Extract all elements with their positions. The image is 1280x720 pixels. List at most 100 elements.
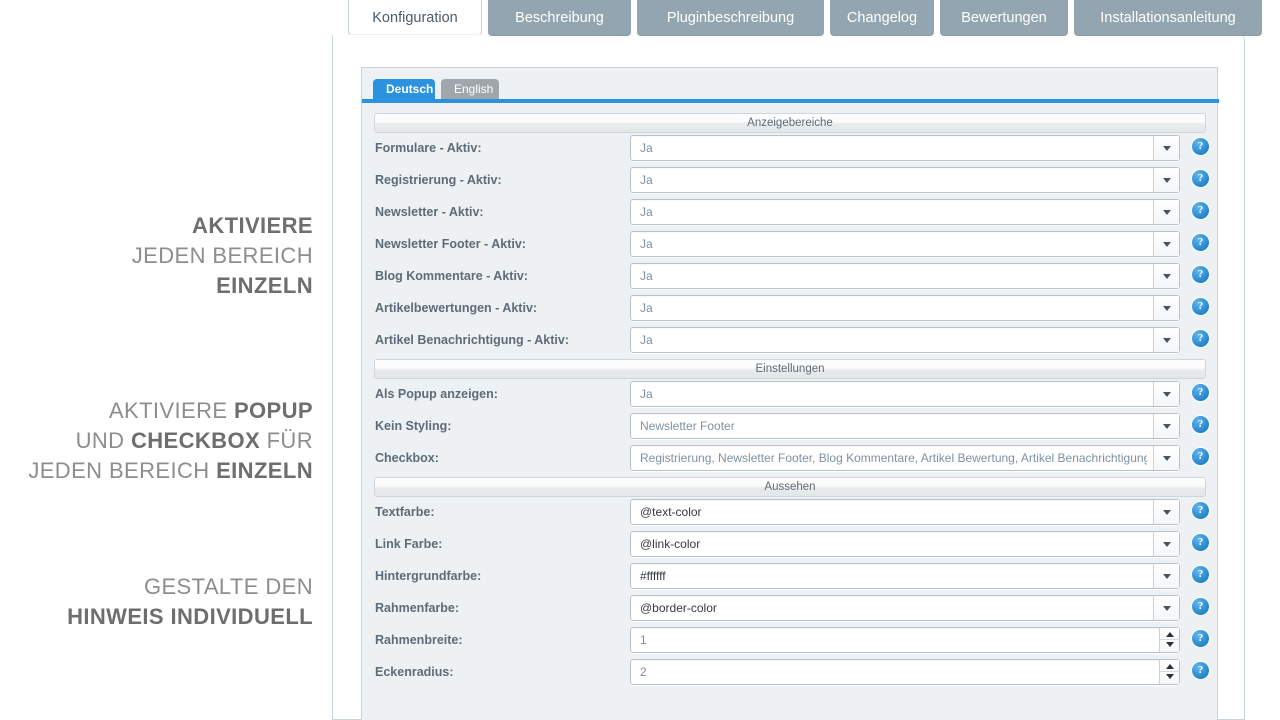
- field-label: Artikel Benachrichtigung - Aktiv:: [375, 333, 570, 347]
- field-label: Hintergrundfarbe:: [375, 569, 482, 583]
- help-icon[interactable]: ?: [1192, 330, 1209, 347]
- spinner-divider: [1160, 639, 1180, 640]
- select-input[interactable]: @text-color: [630, 499, 1180, 525]
- spinner-buttons[interactable]: [1159, 660, 1180, 684]
- help-icon[interactable]: ?: [1192, 202, 1209, 219]
- chevron-down-icon[interactable]: [1153, 596, 1179, 620]
- promo-line: JEDEN BEREICH: [131, 243, 313, 268]
- spinner-up-icon[interactable]: [1166, 632, 1174, 637]
- promo-line: UND CHECKBOX FÜR: [75, 428, 313, 453]
- tab-beschreibung[interactable]: Beschreibung: [488, 0, 631, 36]
- help-icon[interactable]: ?: [1192, 502, 1209, 519]
- form-row: Newsletter Footer - Aktiv: Ja?: [362, 231, 1219, 263]
- help-icon[interactable]: ?: [1192, 138, 1209, 155]
- select-input[interactable]: @link-color: [630, 531, 1180, 557]
- form-row: Eckenradius: 2?: [362, 659, 1219, 691]
- promo-line: EINZELN: [216, 273, 313, 298]
- help-icon[interactable]: ?: [1192, 234, 1209, 251]
- chevron-down-icon[interactable]: [1153, 414, 1179, 438]
- field-value: Ja: [640, 301, 653, 315]
- field-label: Checkbox:: [375, 451, 439, 465]
- field-value: Newsletter Footer: [640, 419, 735, 433]
- chevron-down-icon[interactable]: [1153, 232, 1179, 256]
- field-label: Registrierung - Aktiv:: [375, 173, 502, 187]
- select-input[interactable]: Registrierung, Newsletter Footer, Blog K…: [630, 445, 1180, 471]
- number-input[interactable]: 1: [630, 627, 1180, 653]
- select-input[interactable]: Ja: [630, 231, 1180, 257]
- help-icon[interactable]: ?: [1192, 170, 1209, 187]
- select-input[interactable]: Ja: [630, 199, 1180, 225]
- language-tab-deutsch[interactable]: Deutsch: [373, 79, 435, 99]
- help-icon[interactable]: ?: [1192, 448, 1209, 465]
- form-row: Blog Kommentare - Aktiv: Ja?: [362, 263, 1219, 295]
- tab-changelog[interactable]: Changelog: [830, 0, 934, 36]
- section-header-einstellungen: Einstellungen: [374, 359, 1206, 379]
- section-header-anzeigebereiche: Anzeigebereiche: [374, 113, 1206, 133]
- form-row: Als Popup anzeigen: Ja?: [362, 381, 1219, 413]
- field-label: Artikelbewertungen - Aktiv:: [375, 301, 538, 315]
- help-icon[interactable]: ?: [1192, 416, 1209, 433]
- number-input[interactable]: 2: [630, 659, 1180, 685]
- field-value: @link-color: [640, 537, 701, 551]
- select-input[interactable]: Ja: [630, 263, 1180, 289]
- select-input[interactable]: Ja: [630, 327, 1180, 353]
- chevron-down-icon[interactable]: [1153, 264, 1179, 288]
- help-icon[interactable]: ?: [1192, 630, 1209, 647]
- help-icon[interactable]: ?: [1192, 662, 1209, 679]
- help-icon[interactable]: ?: [1192, 384, 1209, 401]
- help-icon[interactable]: ?: [1192, 266, 1209, 283]
- help-icon[interactable]: ?: [1192, 534, 1209, 551]
- spinner-divider: [1160, 671, 1180, 672]
- chevron-down-icon[interactable]: [1153, 200, 1179, 224]
- promo-block-popup-checkbox: AKTIVIERE POPUP UND CHECKBOX FÜR JEDEN B…: [28, 396, 313, 486]
- tab-installationsanleitung[interactable]: Installationsanleitung: [1074, 0, 1262, 36]
- field-label: Link Farbe:: [375, 537, 443, 551]
- field-value: Registrierung, Newsletter Footer, Blog K…: [640, 451, 1147, 465]
- field-value: Ja: [640, 237, 653, 251]
- help-icon[interactable]: ?: [1192, 298, 1209, 315]
- field-label: Blog Kommentare - Aktiv:: [375, 269, 529, 283]
- promo-line: AKTIVIERE: [192, 213, 313, 238]
- select-input[interactable]: #ffffff: [630, 563, 1180, 589]
- select-input[interactable]: Ja: [630, 381, 1180, 407]
- select-input[interactable]: Newsletter Footer: [630, 413, 1180, 439]
- select-input[interactable]: @border-color: [630, 595, 1180, 621]
- field-value: Ja: [640, 269, 653, 283]
- field-label: Eckenradius:: [375, 665, 454, 679]
- select-input[interactable]: Ja: [630, 135, 1180, 161]
- chevron-down-icon[interactable]: [1153, 328, 1179, 352]
- field-label: Formulare - Aktiv:: [375, 141, 482, 155]
- promo-line: AKTIVIERE POPUP: [108, 398, 313, 423]
- field-value: @border-color: [640, 601, 717, 615]
- chevron-down-icon[interactable]: [1153, 136, 1179, 160]
- field-label: Als Popup anzeigen:: [375, 387, 498, 401]
- help-icon[interactable]: ?: [1192, 566, 1209, 583]
- configuration-form-panel: Deutsch English Anzeigebereiche Formulare …: [361, 67, 1219, 720]
- promo-block-aktiviere: AKTIVIERE JEDEN BEREICH EINZELN: [132, 211, 313, 301]
- spinner-down-icon[interactable]: [1166, 674, 1174, 679]
- language-tab-english[interactable]: English: [441, 79, 499, 99]
- select-input[interactable]: Ja: [630, 295, 1180, 321]
- spinner-down-icon[interactable]: [1166, 642, 1174, 647]
- tab-pluginbeschreibung[interactable]: Pluginbeschreibung: [637, 0, 824, 36]
- tab-konfiguration[interactable]: Konfiguration: [348, 0, 482, 36]
- chevron-down-icon[interactable]: [1153, 296, 1179, 320]
- spinner-buttons[interactable]: [1159, 628, 1180, 652]
- field-label: Newsletter - Aktiv:: [375, 205, 484, 219]
- tab-bewertungen[interactable]: Bewertungen: [940, 0, 1068, 36]
- select-input[interactable]: Ja: [630, 167, 1180, 193]
- help-icon[interactable]: ?: [1192, 598, 1209, 615]
- form-row: Newsletter - Aktiv: Ja?: [362, 199, 1219, 231]
- spinner-up-icon[interactable]: [1166, 664, 1174, 669]
- form-row: Hintergrundfarbe: #ffffff?: [362, 563, 1219, 595]
- field-value: @text-color: [640, 505, 702, 519]
- field-label: Newsletter Footer - Aktiv:: [375, 237, 526, 251]
- field-label: Rahmenbreite:: [375, 633, 463, 647]
- field-value: Ja: [640, 173, 653, 187]
- chevron-down-icon[interactable]: [1153, 564, 1179, 588]
- chevron-down-icon[interactable]: [1153, 168, 1179, 192]
- chevron-down-icon[interactable]: [1153, 382, 1179, 406]
- chevron-down-icon[interactable]: [1153, 500, 1179, 524]
- chevron-down-icon[interactable]: [1153, 446, 1179, 470]
- chevron-down-icon[interactable]: [1153, 532, 1179, 556]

__Work instructions__.
Copy out every line of the listing above word for word, leaving out the picture.

__The response__.
Extract all elements with their positions. The image is 1280x720 pixels. List at most 100 elements.
- field-label: Artikel Benachrichtigung - Aktiv:: [375, 333, 570, 347]
- field-label: Hintergrundfarbe:: [375, 569, 482, 583]
- help-icon[interactable]: ?: [1192, 330, 1209, 347]
- spinner-divider: [1160, 639, 1180, 640]
- select-input[interactable]: @text-color: [630, 499, 1180, 525]
- spinner-buttons[interactable]: [1159, 660, 1180, 684]
- help-icon[interactable]: ?: [1192, 202, 1209, 219]
- chevron-down-icon[interactable]: [1153, 596, 1179, 620]
- promo-line: JEDEN BEREICH: [131, 243, 313, 268]
- spinner-up-icon[interactable]: [1166, 632, 1174, 637]
- promo-line: UND CHECKBOX FÜR: [75, 428, 313, 453]
- tab-beschreibung[interactable]: Beschreibung: [488, 0, 631, 36]
- help-icon[interactable]: ?: [1192, 502, 1209, 519]
- form-row: Newsletter Footer - Aktiv: Ja?: [362, 231, 1219, 263]
- help-icon[interactable]: ?: [1192, 138, 1209, 155]
- select-input[interactable]: @link-color: [630, 531, 1180, 557]
- form-row: Eckenradius: 2?: [362, 659, 1219, 691]
- promo-line: EINZELN: [216, 273, 313, 298]
- help-icon[interactable]: ?: [1192, 234, 1209, 251]
- chevron-down-icon[interactable]: [1153, 414, 1179, 438]
- field-value: Ja: [640, 301, 653, 315]
- field-label: Checkbox:: [375, 451, 439, 465]
- field-value: Newsletter Footer: [640, 419, 735, 433]
- chevron-down-icon[interactable]: [1153, 232, 1179, 256]
- field-label: Registrierung - Aktiv:: [375, 173, 502, 187]
- select-input[interactable]: Registrierung, Newsletter Footer, Blog K…: [630, 445, 1180, 471]
- number-input[interactable]: 1: [630, 627, 1180, 653]
- select-input[interactable]: Ja: [630, 231, 1180, 257]
- help-icon[interactable]: ?: [1192, 170, 1209, 187]
- select-input[interactable]: Ja: [630, 199, 1180, 225]
- language-tab-deutsch[interactable]: Deutsch: [373, 79, 435, 99]
- help-icon[interactable]: ?: [1192, 448, 1209, 465]
- form-row: Blog Kommentare - Aktiv: Ja?: [362, 263, 1219, 295]
- tab-changelog[interactable]: Changelog: [830, 0, 934, 36]
- section-header-einstellungen: Einstellungen: [374, 359, 1206, 379]
- section-header-anzeigebereiche: Anzeigebereiche: [374, 113, 1206, 133]
- form-row: Als Popup anzeigen: Ja?: [362, 381, 1219, 413]
- field-label: Artikelbewertungen - Aktiv:: [375, 301, 538, 315]
- help-icon[interactable]: ?: [1192, 416, 1209, 433]
- number-input[interactable]: 2: [630, 659, 1180, 685]
- field-value: @link-color: [640, 537, 701, 551]
- select-input[interactable]: Ja: [630, 263, 1180, 289]
- select-input[interactable]: Ja: [630, 327, 1180, 353]
- chevron-down-icon[interactable]: [1153, 264, 1179, 288]
- help-icon[interactable]: ?: [1192, 630, 1209, 647]
- help-icon[interactable]: ?: [1192, 662, 1209, 679]
- help-icon[interactable]: ?: [1192, 384, 1209, 401]
- help-icon[interactable]: ?: [1192, 266, 1209, 283]
- help-icon[interactable]: ?: [1192, 534, 1209, 551]
- spinner-divider: [1160, 671, 1180, 672]
- chevron-down-icon[interactable]: [1153, 200, 1179, 224]
- promo-block-popup-checkbox: AKTIVIERE POPUP UND CHECKBOX FÜR JEDEN B…: [28, 396, 313, 486]
- tab-installationsanleitung[interactable]: Installationsanleitung: [1074, 0, 1262, 36]
- field-label: Link Farbe:: [375, 537, 443, 551]
- field-value: Registrierung, Newsletter Footer, Blog K…: [640, 451, 1147, 465]
- field-value: Ja: [640, 237, 653, 251]
- help-icon[interactable]: ?: [1192, 298, 1209, 315]
- field-label: Blog Kommentare - Aktiv:: [375, 269, 529, 283]
- promo-line: AKTIVIERE: [192, 213, 313, 238]
- select-input[interactable]: #ffffff: [630, 563, 1180, 589]
- select-input[interactable]: Ja: [630, 381, 1180, 407]
- select-input[interactable]: Newsletter Footer: [630, 413, 1180, 439]
- select-input[interactable]: @border-color: [630, 595, 1180, 621]
- field-value: Ja: [640, 269, 653, 283]
- field-label: Eckenradius:: [375, 665, 454, 679]
- select-input[interactable]: Ja: [630, 135, 1180, 161]
- chevron-down-icon[interactable]: [1153, 328, 1179, 352]
- field-label: Formulare - Aktiv:: [375, 141, 482, 155]
- promo-line: AKTIVIERE POPUP: [108, 398, 313, 423]
- field-value: @border-color: [640, 601, 717, 615]
- chevron-down-icon[interactable]: [1153, 136, 1179, 160]
- field-label: Als Popup anzeigen:: [375, 387, 498, 401]
- help-icon[interactable]: ?: [1192, 566, 1209, 583]
- configuration-form-panel: Deutsch English Anzeigebereiche Formulare …: [361, 67, 1219, 720]
- promo-block-aktiviere: AKTIVIERE JEDEN BEREICH EINZELN: [132, 211, 313, 301]
- spinner-down-icon[interactable]: [1166, 674, 1174, 679]
- language-tab-english[interactable]: English: [441, 79, 499, 99]
- select-input[interactable]: Ja: [630, 295, 1180, 321]
- spinner-down-icon[interactable]: [1166, 642, 1174, 647]
- tab-pluginbeschreibung[interactable]: Pluginbeschreibung: [637, 0, 824, 36]
- tab-konfiguration[interactable]: Konfiguration: [348, 0, 482, 36]
- chevron-down-icon[interactable]: [1153, 296, 1179, 320]
- spinner-buttons[interactable]: [1159, 628, 1180, 652]
- field-label: Newsletter - Aktiv:: [375, 205, 484, 219]
- tab-bewertungen[interactable]: Bewertungen: [940, 0, 1068, 36]
- select-input[interactable]: Ja: [630, 167, 1180, 193]
- help-icon[interactable]: ?: [1192, 598, 1209, 615]
- form-row: Newsletter - Aktiv: Ja?: [362, 199, 1219, 231]
- spinner-up-icon[interactable]: [1166, 664, 1174, 669]
- form-row: Hintergrundfarbe: #ffffff?: [362, 563, 1219, 595]
- field-value: @text-color: [640, 505, 702, 519]
- field-label: Newsletter Footer - Aktiv:: [375, 237, 526, 251]
- field-label: Rahmenbreite:: [375, 633, 463, 647]
- field-value: Ja: [640, 173, 653, 187]
- chevron-down-icon[interactable]: [1153, 564, 1179, 588]
- chevron-down-icon[interactable]: [1153, 168, 1179, 192]
- chevron-down-icon[interactable]: [1153, 382, 1179, 406]
- chevron-down-icon[interactable]: [1153, 500, 1179, 524]
- chevron-down-icon[interactable]: [1153, 446, 1179, 470]
- chevron-down-icon[interactable]: [1153, 532, 1179, 556]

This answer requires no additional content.